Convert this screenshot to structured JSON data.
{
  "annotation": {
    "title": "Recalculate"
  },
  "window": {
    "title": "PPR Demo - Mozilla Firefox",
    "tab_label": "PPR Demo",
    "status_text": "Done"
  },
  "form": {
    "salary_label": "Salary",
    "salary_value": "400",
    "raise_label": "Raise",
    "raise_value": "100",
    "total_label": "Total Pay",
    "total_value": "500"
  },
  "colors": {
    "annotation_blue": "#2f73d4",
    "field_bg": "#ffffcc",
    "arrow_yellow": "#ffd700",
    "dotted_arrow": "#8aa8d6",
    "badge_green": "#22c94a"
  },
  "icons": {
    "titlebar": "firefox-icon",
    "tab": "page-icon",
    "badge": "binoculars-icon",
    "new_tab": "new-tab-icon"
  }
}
+++
Exercise objective: Would you write down every record again, exactly?

Exercise response:
Convert this screenshot to structured JSON data.
{
  "annotation": {
    "title": "Recalculate"
  },
  "window": {
    "title": "PPR Demo - Mozilla Firefox",
    "tab_label": "PPR Demo",
    "status_text": "Done"
  },
  "form": {
    "salary_label": "Salary",
    "salary_value": "400",
    "raise_label": "Raise",
    "raise_value": "100",
    "total_label": "Total Pay",
    "total_value": "500"
  },
  "colors": {
    "annotation_blue": "#2f73d4",
    "field_bg": "#ffffcc",
    "arrow_yellow": "#ffd700",
    "dotted_arrow": "#8aa8d6",
    "badge_green": "#22c94a"
  },
  "icons": {
    "titlebar": "firefox-icon",
    "tab": "page-icon",
    "badge": "binoculars-icon",
    "new_tab": "new-tab-icon"
  }
}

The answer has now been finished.